Document text:
Terming the deal a landmark, WTO director-general Roberto Azevedo said the IT accord was larger than similar agreements in automotive products, textiles, clothing, iron and steel.
"Eliminating tariff will have a huge impact on prices in other sectors where IT products are used as inputs, create jobs and help boost GDP growth the world over," Azevedo said, after members agreed to implement the accord on Friday.
Claiming it to be the first of its kind at the trade body in 18 years, Azevedo said the deal was struck just two years after members agreed to the historic package to lower trade barriers at Bali in Indonesia in December 2013.
"We have shown multilateral trading system can deliver real economic results, as evident from the two deals in two years," Azevedo said.
Asserting that all 161 members of the trade body would benefit from the deal, as they would enjoy duty-free market access in markets, Azevedo said its terms would be circulated at the WTO general council meeting on July 28.
The deal will eliminate major tariff on the 201 products within three years from 2016.
"Exporting members will submit a draft schedule on the terms to other members in October and ahead of the next ministerial conference at Nairobi in Kenya in December," Azevedo added.
The deal also envisages removing non-tariff barriers in the IT sector and to keep a list of products covered under review to determine expansion in future.
The latest deal is an expansion of the 1996 IT agreement by 81 members then.
When members recognized that technological innovation had advanced so much that many of the new IT products were not covered under the 1996 pact, they began negotiations in 2012 for expanding the list.

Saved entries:
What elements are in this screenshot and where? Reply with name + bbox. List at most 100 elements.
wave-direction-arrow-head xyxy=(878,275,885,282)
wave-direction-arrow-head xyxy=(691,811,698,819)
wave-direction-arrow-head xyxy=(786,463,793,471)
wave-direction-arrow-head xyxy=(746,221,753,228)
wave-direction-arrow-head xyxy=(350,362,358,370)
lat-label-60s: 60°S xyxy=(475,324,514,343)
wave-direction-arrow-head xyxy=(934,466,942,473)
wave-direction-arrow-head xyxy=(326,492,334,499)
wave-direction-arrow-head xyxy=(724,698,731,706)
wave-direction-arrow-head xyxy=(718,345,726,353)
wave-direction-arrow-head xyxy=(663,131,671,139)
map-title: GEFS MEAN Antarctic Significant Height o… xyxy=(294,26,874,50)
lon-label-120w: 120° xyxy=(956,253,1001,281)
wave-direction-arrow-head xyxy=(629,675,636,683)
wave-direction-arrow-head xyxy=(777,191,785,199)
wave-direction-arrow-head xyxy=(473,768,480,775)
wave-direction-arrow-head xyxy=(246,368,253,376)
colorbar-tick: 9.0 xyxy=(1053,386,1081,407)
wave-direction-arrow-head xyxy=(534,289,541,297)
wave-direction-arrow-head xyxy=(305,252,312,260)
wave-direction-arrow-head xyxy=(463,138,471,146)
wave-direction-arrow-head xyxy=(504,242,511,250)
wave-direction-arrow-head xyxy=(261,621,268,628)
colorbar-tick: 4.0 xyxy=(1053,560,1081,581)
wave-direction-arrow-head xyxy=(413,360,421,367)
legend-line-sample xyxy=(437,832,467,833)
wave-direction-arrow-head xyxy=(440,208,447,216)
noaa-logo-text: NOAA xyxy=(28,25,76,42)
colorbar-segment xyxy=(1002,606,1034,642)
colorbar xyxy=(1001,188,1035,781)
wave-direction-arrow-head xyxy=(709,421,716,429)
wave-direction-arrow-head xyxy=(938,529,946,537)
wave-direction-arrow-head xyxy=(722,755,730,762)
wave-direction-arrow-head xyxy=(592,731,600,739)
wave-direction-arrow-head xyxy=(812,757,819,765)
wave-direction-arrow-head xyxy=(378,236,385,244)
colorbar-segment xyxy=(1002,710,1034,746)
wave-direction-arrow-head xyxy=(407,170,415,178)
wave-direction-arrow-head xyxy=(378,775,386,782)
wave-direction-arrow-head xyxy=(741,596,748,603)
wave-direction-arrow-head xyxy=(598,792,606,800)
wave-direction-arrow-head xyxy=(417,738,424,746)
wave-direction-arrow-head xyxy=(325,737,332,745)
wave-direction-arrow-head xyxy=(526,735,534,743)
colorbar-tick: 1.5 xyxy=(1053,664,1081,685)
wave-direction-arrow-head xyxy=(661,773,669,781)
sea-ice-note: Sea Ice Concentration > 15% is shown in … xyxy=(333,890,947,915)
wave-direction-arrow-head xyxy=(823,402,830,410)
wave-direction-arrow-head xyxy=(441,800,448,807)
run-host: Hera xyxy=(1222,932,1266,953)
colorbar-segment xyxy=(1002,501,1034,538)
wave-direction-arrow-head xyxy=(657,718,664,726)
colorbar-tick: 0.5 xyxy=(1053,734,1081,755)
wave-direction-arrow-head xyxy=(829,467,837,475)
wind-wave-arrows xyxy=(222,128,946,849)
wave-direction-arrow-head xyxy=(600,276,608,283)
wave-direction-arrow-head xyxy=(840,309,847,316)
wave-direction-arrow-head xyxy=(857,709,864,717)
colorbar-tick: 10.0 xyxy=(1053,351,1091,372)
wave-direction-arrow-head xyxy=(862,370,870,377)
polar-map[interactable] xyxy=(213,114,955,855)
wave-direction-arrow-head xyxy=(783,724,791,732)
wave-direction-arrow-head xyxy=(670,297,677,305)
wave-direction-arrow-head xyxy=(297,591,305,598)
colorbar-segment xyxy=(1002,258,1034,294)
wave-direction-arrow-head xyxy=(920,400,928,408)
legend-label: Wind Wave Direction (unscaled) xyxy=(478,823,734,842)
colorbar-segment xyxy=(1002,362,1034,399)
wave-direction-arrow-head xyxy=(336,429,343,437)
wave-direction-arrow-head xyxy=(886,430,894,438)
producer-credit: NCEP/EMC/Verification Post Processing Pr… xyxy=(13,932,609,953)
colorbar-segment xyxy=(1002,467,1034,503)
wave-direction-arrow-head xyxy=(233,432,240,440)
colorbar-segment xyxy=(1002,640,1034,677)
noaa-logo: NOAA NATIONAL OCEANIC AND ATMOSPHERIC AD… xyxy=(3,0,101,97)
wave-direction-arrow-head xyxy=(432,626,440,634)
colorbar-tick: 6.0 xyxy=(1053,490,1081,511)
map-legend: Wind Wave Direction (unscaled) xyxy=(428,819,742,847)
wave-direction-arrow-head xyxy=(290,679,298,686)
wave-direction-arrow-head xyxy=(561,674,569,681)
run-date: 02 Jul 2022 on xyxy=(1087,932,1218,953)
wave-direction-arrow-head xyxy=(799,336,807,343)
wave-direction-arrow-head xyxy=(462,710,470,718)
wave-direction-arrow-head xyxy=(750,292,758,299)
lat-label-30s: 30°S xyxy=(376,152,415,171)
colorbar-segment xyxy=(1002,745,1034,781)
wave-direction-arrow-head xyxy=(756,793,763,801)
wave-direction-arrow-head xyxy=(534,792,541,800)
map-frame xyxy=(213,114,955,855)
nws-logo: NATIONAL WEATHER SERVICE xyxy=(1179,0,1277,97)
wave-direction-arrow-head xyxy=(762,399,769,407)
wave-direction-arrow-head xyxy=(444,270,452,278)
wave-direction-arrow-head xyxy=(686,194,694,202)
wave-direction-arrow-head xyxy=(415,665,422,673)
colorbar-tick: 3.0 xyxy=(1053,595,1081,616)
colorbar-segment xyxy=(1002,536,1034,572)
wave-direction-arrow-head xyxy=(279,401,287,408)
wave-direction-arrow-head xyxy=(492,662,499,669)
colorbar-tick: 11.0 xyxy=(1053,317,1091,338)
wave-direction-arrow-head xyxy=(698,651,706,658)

Given task 1: List every geographic place name that appears in the IT accord article.
Given task 2: According to the IT accord article, how many products will have major tariffs eliminated under the deal?

Finished answer 1: Bali, Indonesia, Nairobi, Kenya

Finished answer 2: 201 products